— Start GIVEN ENTRIES —

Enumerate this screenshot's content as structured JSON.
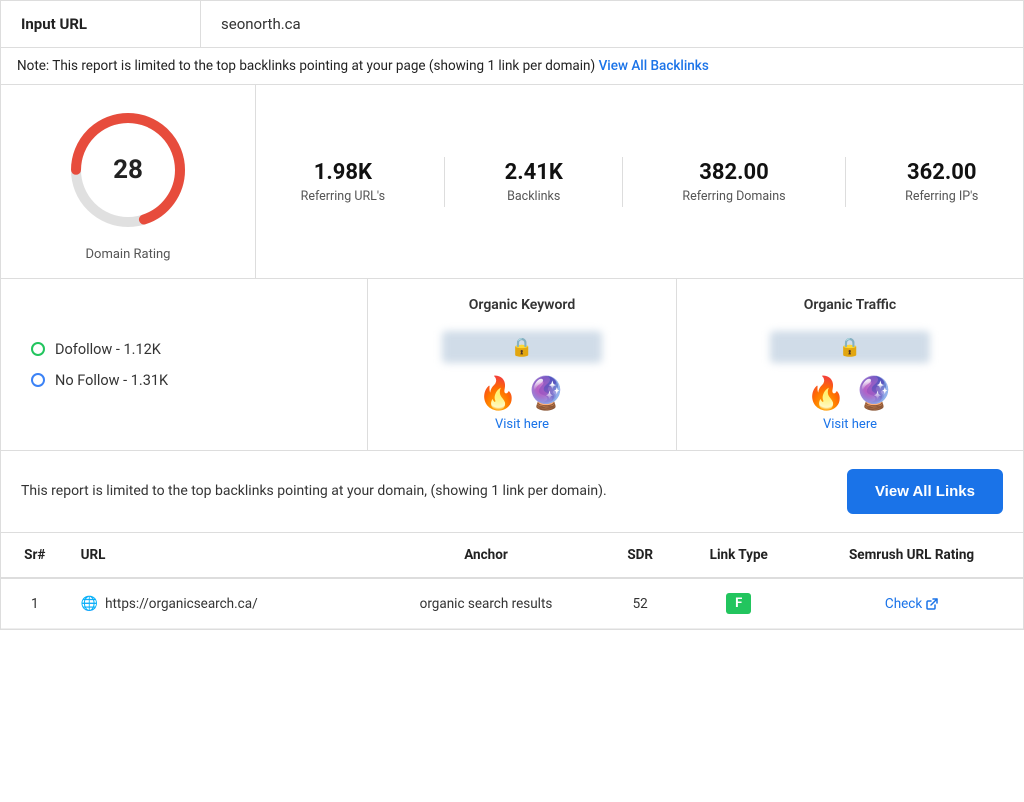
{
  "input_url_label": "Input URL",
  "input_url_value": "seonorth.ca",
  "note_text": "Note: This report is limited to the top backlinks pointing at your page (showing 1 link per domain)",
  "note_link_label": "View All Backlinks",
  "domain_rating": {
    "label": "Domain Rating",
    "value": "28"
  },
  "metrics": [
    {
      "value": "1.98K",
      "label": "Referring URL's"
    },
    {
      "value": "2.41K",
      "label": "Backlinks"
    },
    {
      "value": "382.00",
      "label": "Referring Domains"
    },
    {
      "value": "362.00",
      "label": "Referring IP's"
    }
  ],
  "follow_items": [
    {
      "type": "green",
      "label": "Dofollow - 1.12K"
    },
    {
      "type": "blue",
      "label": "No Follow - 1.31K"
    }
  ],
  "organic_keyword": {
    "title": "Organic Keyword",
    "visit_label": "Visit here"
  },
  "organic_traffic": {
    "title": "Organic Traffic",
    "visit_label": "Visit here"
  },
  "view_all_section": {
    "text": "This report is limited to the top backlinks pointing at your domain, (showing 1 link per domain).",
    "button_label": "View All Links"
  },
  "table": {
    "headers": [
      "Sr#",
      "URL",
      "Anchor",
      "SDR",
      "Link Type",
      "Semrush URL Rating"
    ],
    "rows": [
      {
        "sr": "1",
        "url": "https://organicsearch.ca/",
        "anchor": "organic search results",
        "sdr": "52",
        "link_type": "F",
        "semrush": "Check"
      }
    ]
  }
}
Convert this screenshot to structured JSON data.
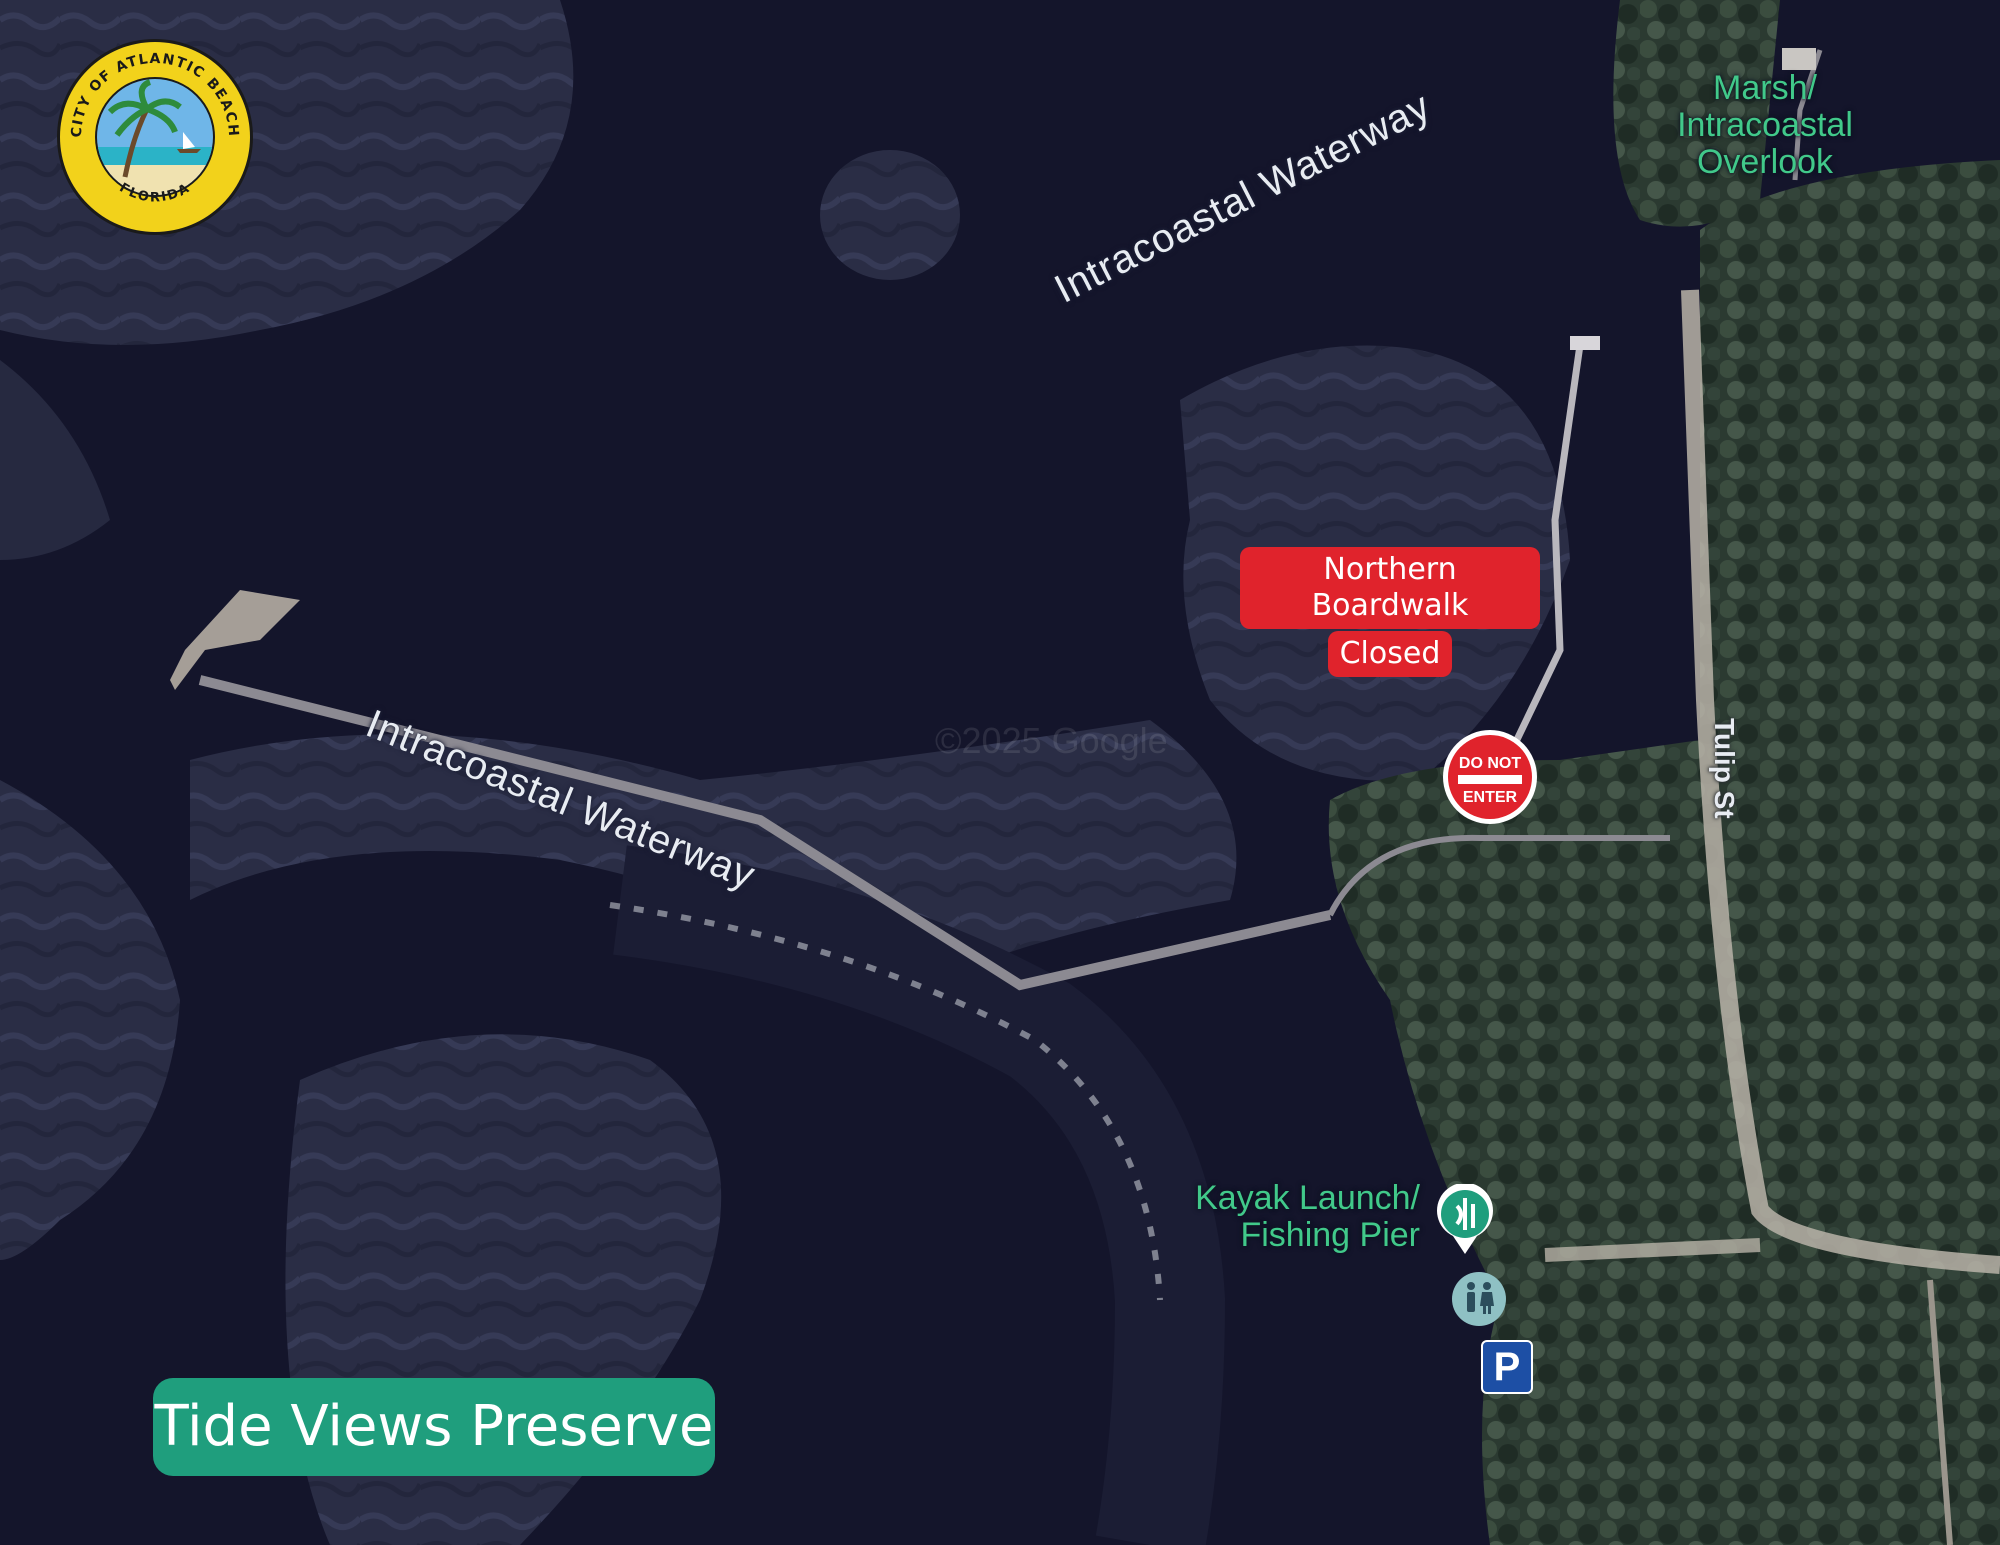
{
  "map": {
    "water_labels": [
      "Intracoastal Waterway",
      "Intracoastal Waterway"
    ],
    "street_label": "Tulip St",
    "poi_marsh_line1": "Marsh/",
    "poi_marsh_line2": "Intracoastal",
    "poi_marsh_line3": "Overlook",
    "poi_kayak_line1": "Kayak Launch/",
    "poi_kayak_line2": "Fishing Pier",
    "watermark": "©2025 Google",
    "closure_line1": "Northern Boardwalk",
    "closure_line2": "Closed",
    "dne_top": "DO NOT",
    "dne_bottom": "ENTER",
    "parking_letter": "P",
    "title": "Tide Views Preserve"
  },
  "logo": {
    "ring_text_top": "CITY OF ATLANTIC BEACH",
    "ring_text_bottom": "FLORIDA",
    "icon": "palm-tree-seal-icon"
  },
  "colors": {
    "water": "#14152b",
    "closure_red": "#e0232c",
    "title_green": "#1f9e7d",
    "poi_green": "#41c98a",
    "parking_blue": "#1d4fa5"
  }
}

— End GIVEN ENTRIES —

• **GIVEN TASK**
Select all lines with the word "structured" from the entries above.

• **THE ANSWER**
Enumerate this screenshot's content as structured JSON.
Convert this screenshot to structured JSON data.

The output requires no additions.